**Data records**:
- - - - - - -
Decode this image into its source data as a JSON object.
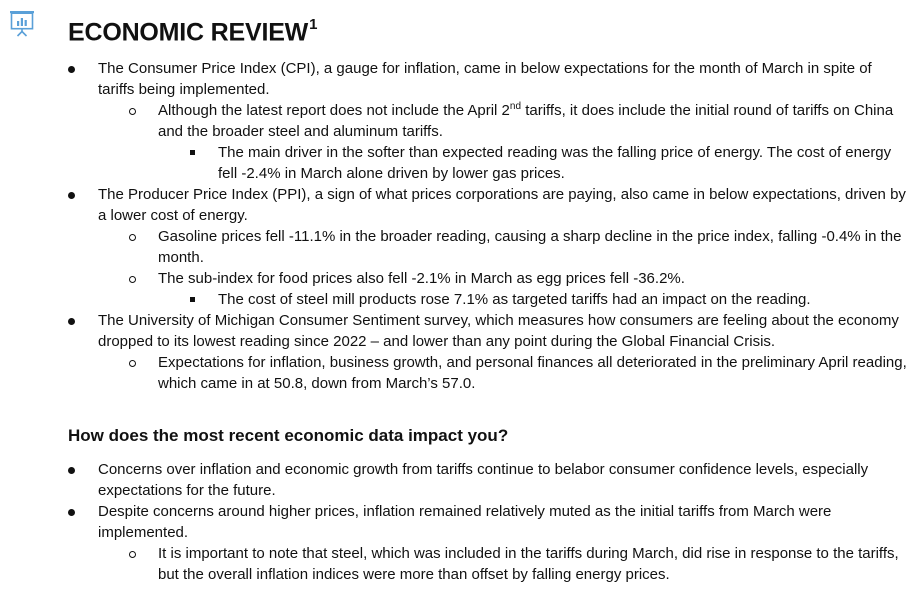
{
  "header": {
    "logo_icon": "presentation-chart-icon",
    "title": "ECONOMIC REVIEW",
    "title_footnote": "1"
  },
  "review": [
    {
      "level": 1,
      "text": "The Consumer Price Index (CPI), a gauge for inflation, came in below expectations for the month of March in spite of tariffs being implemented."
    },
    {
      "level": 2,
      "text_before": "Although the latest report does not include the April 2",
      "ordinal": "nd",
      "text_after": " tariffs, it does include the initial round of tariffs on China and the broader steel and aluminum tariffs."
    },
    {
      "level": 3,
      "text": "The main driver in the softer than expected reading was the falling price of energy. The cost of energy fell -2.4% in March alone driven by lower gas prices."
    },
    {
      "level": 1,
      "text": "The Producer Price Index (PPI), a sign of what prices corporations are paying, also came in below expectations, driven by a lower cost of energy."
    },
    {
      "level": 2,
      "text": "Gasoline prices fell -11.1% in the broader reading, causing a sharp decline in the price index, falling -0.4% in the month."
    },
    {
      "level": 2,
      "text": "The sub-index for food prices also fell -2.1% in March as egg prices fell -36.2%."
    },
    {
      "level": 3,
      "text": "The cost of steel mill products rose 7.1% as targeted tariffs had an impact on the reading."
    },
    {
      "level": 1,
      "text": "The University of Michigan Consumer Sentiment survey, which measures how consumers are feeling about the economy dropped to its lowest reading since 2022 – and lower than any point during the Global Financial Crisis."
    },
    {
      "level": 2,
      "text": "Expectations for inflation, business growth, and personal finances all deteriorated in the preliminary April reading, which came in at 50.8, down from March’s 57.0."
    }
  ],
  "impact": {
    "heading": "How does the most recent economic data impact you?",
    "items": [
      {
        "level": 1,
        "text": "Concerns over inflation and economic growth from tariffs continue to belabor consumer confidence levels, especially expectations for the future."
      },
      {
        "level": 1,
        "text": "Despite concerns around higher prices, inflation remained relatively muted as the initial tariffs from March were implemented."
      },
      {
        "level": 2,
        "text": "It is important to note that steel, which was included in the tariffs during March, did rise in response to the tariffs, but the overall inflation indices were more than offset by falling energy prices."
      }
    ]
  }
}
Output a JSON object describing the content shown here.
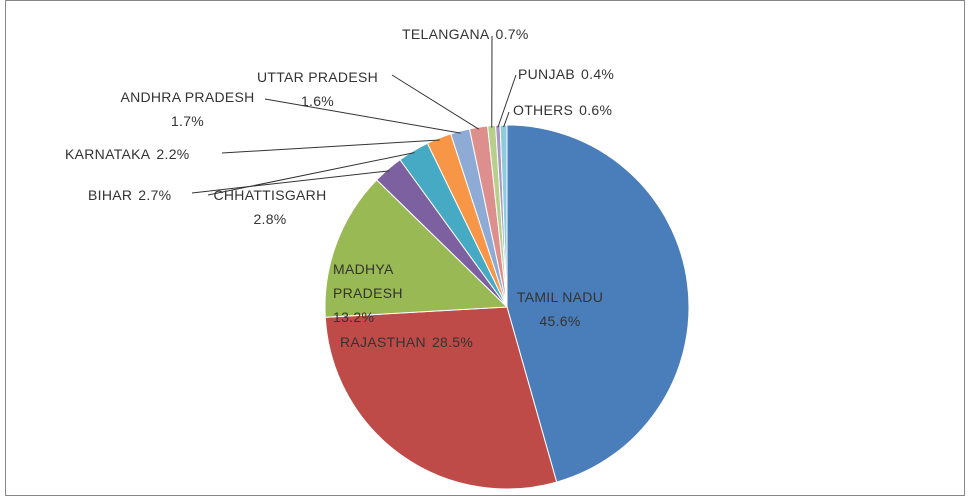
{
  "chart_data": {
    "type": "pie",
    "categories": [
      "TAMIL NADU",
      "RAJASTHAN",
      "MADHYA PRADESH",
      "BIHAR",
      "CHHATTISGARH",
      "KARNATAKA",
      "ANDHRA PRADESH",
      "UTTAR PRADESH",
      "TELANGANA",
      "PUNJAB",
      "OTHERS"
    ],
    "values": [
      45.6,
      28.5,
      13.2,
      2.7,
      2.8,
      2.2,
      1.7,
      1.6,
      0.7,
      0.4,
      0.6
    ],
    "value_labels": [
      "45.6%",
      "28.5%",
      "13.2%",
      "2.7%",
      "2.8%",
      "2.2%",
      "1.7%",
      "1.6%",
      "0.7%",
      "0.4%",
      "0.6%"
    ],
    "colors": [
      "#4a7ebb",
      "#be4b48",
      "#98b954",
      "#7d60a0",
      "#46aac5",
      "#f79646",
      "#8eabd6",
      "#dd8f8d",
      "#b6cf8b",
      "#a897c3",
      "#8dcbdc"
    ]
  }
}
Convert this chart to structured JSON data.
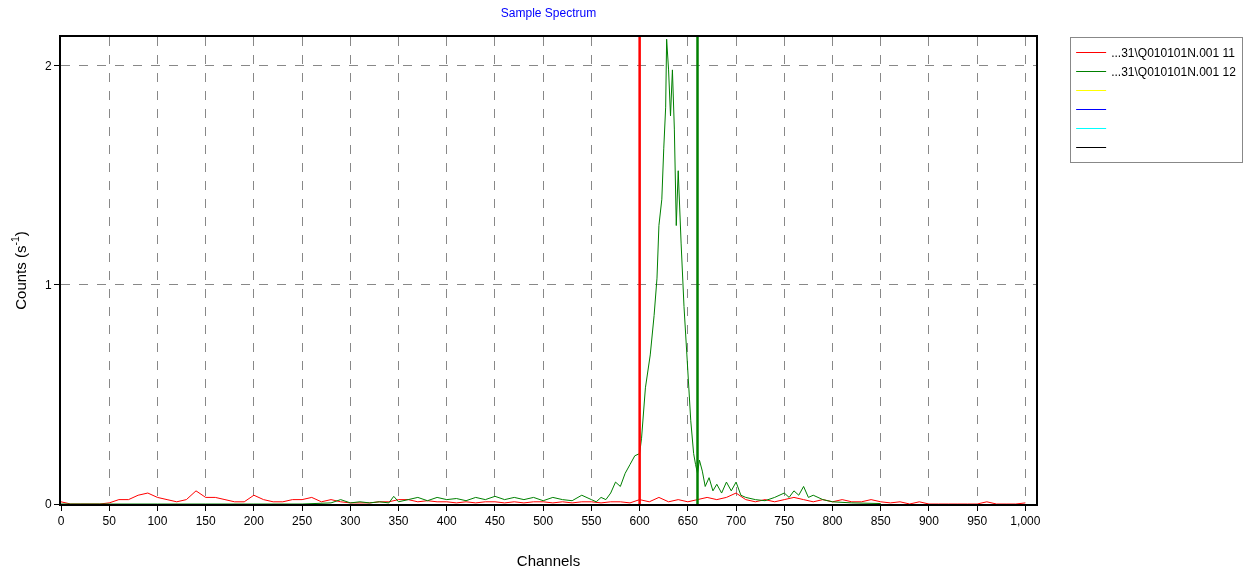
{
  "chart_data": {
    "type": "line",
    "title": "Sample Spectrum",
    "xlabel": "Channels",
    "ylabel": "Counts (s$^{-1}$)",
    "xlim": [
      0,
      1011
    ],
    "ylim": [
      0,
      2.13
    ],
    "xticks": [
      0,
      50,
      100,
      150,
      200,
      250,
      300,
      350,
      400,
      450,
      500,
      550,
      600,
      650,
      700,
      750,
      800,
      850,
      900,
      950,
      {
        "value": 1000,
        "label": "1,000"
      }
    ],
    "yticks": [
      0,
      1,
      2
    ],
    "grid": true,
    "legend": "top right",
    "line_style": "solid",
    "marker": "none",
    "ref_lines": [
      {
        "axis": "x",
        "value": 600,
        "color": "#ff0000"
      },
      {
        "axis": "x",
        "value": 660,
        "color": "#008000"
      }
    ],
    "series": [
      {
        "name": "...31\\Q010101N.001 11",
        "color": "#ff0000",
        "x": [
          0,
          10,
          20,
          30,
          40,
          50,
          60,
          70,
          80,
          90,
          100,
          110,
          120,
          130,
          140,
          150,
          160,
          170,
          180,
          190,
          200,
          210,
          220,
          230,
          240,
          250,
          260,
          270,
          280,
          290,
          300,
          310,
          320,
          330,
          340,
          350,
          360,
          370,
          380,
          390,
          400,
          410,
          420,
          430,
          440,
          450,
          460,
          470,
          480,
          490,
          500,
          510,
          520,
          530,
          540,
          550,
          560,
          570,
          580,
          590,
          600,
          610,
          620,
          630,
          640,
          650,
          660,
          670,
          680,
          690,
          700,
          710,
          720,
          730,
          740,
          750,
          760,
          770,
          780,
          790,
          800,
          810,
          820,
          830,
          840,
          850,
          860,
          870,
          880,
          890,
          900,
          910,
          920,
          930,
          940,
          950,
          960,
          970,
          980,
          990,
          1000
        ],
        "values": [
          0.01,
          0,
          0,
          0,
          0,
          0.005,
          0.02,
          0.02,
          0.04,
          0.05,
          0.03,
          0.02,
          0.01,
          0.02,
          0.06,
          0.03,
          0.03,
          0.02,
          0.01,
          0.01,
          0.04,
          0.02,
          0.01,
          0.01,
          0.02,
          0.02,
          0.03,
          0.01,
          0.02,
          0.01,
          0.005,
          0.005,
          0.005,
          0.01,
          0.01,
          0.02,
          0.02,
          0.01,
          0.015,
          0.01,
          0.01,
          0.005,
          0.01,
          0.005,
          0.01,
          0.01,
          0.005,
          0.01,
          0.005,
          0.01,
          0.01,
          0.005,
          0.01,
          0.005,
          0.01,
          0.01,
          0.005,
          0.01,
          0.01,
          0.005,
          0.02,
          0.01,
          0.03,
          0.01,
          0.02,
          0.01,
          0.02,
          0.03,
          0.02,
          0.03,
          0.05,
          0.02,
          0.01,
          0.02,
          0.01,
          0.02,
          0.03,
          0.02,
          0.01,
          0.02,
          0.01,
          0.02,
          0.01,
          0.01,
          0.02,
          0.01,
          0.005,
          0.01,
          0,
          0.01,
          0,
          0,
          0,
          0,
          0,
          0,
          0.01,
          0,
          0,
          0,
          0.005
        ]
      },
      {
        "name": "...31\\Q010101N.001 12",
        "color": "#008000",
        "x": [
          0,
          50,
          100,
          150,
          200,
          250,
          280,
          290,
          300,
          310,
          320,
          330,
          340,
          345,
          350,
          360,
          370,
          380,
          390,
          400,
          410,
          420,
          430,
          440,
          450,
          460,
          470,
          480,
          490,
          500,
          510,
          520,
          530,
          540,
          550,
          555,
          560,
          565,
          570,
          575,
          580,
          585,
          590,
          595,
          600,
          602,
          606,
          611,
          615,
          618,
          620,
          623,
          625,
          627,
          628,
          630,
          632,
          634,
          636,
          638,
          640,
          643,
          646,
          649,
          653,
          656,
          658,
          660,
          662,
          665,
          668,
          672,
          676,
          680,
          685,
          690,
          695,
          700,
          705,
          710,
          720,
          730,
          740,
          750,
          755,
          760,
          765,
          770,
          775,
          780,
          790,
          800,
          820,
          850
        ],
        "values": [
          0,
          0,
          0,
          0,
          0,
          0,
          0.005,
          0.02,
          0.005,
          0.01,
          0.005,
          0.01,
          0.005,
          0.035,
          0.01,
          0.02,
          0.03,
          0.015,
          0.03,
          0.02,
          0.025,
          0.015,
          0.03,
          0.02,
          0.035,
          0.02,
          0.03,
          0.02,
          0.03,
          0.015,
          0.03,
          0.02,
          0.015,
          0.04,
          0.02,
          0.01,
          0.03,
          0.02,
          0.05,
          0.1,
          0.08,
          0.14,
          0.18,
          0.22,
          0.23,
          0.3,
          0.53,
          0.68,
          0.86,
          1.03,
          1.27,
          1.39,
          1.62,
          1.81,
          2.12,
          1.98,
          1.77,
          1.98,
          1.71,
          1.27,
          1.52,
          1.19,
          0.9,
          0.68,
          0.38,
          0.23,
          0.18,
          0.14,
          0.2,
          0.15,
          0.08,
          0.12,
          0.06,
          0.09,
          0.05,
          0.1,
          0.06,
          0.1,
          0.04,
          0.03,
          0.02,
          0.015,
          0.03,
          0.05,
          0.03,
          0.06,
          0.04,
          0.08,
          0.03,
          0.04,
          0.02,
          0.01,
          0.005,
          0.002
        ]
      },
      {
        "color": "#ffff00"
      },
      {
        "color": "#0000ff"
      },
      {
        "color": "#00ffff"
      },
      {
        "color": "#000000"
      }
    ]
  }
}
- - - - - - -
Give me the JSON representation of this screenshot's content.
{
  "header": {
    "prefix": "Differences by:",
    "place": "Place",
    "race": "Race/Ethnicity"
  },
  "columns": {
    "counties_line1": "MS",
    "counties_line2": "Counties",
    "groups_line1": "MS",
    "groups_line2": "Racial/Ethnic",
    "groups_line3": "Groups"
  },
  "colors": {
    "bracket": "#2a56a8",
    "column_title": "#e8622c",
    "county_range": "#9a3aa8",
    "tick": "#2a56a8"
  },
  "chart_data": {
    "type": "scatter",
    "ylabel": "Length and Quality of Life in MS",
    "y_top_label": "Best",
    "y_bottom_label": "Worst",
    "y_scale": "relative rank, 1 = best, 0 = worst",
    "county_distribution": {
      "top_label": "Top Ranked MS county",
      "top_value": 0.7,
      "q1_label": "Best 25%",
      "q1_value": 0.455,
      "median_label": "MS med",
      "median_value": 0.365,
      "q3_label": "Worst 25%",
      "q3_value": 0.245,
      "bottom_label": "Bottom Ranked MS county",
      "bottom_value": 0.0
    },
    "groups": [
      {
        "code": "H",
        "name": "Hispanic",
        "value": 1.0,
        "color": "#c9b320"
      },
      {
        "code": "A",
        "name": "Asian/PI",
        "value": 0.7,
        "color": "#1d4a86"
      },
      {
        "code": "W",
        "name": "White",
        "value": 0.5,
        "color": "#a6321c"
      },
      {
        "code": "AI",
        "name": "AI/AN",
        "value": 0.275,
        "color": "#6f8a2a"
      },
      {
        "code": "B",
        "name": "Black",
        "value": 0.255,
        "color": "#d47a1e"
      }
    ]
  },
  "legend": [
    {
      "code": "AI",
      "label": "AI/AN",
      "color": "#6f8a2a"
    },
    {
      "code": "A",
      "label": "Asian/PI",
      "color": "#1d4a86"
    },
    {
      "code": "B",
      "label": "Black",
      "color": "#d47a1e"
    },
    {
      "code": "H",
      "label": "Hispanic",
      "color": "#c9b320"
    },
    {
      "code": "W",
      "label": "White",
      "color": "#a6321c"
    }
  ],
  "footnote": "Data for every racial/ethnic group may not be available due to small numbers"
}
- - - - - - -
**TASK TO COMPLETE**: Going through the entries above line by line, work out how many lines include the word "Ranked". Only the number is required.

**THE COMPLETED TASK**: 2